Objective: Return every line of the data below that includes the string "icon".

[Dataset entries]
(begin)

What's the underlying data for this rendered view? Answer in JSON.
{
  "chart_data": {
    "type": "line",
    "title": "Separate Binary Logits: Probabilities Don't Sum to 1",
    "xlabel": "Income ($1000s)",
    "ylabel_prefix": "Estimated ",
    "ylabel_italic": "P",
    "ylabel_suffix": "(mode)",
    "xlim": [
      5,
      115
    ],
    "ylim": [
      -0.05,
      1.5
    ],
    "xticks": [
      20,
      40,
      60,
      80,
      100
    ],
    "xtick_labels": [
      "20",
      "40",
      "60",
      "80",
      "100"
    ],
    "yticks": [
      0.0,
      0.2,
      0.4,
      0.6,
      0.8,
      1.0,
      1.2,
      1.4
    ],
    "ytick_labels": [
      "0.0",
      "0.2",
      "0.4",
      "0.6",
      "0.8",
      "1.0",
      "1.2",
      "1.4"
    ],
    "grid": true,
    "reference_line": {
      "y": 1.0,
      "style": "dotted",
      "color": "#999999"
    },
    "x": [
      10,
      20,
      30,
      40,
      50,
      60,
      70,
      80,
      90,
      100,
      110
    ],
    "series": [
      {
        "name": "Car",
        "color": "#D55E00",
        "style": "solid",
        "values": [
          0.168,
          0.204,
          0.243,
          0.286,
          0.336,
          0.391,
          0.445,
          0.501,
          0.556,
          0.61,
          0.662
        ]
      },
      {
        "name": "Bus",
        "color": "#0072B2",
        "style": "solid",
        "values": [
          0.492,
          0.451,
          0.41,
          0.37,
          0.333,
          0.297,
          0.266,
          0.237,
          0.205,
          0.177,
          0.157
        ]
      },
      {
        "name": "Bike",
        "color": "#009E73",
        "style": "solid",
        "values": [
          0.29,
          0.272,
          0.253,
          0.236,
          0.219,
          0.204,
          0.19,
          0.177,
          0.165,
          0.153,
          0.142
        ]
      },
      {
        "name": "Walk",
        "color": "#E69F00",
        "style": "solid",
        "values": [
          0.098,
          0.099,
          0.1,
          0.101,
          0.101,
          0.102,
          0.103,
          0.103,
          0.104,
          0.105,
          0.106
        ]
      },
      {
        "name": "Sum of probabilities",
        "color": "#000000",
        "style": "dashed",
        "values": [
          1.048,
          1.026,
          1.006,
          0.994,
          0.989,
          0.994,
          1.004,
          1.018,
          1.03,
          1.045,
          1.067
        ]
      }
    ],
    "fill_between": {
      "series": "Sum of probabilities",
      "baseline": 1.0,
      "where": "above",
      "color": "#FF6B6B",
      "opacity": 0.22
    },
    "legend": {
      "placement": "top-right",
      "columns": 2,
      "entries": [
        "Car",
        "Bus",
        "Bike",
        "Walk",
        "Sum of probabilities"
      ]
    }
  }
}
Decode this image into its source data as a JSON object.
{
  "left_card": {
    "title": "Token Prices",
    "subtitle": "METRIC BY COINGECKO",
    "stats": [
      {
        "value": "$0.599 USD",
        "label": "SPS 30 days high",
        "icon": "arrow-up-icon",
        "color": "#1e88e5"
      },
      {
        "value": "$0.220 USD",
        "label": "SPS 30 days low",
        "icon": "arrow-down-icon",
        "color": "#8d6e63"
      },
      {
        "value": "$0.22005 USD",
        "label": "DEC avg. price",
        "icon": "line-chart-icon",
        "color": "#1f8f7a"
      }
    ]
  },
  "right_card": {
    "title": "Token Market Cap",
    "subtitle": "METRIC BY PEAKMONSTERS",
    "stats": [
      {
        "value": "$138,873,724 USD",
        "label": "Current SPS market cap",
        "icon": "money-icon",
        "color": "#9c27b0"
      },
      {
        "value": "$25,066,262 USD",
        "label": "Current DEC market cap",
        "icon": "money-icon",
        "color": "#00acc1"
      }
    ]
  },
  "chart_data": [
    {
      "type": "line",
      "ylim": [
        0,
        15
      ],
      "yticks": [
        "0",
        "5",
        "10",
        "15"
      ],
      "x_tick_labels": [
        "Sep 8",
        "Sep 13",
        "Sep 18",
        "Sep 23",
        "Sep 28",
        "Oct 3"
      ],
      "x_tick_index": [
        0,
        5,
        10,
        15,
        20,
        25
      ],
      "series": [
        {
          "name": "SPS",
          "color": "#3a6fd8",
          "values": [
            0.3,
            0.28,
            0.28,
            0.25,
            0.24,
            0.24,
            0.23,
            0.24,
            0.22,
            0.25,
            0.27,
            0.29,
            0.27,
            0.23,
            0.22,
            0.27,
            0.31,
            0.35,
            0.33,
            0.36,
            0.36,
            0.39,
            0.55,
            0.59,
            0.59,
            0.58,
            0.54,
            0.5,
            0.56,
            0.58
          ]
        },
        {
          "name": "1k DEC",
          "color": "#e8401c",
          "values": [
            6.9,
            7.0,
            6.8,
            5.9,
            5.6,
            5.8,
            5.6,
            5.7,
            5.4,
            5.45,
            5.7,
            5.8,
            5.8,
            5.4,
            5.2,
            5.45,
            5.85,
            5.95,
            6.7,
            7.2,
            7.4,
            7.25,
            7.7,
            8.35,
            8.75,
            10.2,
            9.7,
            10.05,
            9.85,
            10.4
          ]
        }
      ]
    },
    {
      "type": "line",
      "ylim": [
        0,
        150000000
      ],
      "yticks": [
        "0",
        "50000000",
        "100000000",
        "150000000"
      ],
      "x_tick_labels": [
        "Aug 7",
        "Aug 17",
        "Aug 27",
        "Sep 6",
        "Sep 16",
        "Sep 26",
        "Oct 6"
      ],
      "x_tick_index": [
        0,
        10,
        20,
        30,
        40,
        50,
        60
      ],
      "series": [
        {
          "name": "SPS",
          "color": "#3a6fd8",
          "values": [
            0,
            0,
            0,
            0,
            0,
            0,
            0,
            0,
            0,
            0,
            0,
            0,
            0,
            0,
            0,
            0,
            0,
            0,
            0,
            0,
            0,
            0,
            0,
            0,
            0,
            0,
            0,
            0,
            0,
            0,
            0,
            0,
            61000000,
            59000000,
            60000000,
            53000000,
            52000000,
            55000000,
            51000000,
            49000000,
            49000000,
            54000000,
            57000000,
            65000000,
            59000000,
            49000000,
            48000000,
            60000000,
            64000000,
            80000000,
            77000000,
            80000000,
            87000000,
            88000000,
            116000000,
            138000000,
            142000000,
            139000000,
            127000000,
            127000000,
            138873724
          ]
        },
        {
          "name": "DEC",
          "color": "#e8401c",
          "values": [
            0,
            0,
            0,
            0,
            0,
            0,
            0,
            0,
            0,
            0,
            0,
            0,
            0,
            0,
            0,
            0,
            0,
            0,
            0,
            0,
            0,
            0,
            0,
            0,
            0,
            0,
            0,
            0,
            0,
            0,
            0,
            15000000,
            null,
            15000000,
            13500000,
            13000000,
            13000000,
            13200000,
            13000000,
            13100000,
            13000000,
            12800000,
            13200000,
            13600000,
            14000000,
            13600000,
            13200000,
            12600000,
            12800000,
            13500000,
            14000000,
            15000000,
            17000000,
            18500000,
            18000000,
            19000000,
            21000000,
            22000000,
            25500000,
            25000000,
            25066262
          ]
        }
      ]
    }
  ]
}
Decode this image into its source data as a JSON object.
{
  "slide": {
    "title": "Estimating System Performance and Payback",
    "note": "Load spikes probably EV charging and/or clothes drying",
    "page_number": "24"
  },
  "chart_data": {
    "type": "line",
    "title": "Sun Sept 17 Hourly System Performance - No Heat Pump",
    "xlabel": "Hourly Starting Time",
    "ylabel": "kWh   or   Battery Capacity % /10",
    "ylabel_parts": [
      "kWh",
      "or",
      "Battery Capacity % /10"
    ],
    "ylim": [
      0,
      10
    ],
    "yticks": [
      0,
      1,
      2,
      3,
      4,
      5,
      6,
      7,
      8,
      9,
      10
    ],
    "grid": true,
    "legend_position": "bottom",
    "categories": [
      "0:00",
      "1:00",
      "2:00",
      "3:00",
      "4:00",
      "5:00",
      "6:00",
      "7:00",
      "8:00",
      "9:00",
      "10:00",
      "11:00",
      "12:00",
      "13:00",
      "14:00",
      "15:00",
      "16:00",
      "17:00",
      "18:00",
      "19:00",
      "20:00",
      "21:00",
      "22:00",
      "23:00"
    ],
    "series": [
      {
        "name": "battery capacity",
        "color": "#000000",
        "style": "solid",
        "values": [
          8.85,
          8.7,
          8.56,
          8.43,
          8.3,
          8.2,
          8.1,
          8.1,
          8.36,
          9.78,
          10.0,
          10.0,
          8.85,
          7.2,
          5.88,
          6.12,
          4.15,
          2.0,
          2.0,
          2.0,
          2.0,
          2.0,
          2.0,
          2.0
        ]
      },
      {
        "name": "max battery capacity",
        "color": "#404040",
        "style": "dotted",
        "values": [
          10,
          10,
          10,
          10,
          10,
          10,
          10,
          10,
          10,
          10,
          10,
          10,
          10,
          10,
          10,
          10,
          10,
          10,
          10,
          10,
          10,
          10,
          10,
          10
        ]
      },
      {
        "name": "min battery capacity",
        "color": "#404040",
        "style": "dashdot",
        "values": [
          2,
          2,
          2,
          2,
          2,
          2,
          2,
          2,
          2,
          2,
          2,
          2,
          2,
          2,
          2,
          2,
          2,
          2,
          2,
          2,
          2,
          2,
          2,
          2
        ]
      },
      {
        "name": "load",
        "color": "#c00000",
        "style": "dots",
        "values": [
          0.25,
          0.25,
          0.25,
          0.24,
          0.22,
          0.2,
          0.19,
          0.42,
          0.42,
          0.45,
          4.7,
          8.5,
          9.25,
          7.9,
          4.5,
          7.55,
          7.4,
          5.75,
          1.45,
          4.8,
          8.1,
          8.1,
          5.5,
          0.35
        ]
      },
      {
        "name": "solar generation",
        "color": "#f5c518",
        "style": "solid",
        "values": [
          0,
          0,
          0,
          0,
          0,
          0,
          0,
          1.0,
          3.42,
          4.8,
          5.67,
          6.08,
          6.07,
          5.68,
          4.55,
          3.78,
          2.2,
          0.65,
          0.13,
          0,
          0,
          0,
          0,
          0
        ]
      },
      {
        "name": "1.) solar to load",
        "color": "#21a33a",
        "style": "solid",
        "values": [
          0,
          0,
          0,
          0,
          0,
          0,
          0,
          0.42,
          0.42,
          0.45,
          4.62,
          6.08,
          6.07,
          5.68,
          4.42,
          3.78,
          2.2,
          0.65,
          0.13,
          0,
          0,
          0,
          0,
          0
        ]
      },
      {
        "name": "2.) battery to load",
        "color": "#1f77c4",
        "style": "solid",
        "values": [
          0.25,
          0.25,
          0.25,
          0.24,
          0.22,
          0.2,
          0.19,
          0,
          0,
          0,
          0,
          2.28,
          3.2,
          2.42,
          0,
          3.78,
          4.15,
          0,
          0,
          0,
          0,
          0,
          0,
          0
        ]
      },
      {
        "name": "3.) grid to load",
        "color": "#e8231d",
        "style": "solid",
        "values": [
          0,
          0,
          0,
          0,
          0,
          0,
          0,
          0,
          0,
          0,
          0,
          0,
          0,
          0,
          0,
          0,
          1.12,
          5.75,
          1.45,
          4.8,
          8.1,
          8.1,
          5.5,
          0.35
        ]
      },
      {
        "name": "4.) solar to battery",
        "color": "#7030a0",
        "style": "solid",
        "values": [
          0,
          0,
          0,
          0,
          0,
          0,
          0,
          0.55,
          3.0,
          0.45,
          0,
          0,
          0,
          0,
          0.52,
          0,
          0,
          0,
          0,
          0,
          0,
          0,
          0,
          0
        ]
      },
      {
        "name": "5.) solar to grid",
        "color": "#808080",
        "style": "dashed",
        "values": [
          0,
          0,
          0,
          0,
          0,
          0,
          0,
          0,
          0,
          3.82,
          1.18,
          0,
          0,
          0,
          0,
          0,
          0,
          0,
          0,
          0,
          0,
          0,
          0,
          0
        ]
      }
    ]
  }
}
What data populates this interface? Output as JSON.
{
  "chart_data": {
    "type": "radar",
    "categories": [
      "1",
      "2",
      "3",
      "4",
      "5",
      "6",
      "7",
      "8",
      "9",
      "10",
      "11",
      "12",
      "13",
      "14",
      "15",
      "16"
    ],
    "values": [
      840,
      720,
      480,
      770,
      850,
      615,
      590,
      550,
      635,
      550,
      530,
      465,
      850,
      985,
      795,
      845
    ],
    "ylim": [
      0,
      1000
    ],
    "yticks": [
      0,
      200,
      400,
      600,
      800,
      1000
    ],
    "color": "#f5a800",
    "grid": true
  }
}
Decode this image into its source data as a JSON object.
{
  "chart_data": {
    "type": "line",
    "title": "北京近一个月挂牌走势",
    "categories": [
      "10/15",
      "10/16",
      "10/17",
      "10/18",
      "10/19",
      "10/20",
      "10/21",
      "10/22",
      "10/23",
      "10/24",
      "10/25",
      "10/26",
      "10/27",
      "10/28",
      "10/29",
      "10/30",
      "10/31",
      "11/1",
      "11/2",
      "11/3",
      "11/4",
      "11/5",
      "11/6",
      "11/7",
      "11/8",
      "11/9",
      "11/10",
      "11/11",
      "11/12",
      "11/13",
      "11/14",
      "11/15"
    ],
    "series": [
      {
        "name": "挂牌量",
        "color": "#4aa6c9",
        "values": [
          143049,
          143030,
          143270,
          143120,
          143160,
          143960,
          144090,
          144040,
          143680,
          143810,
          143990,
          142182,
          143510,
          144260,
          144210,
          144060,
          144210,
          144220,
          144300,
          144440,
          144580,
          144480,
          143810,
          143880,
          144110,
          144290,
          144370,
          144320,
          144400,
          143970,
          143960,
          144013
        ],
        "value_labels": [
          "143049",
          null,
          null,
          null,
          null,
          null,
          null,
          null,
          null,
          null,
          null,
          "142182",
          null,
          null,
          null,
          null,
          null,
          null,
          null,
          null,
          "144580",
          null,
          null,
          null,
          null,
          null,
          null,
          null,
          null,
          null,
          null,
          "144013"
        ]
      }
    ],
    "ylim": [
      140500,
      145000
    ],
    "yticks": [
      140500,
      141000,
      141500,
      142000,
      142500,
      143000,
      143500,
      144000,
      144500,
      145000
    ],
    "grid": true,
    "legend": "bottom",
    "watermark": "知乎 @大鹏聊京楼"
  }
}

(end)

The completed task:
        "icon": "arrow-up-icon",
        "icon": "arrow-down-icon",
        "icon": "line-chart-icon",
        "icon": "money-icon",
        "icon": "money-icon",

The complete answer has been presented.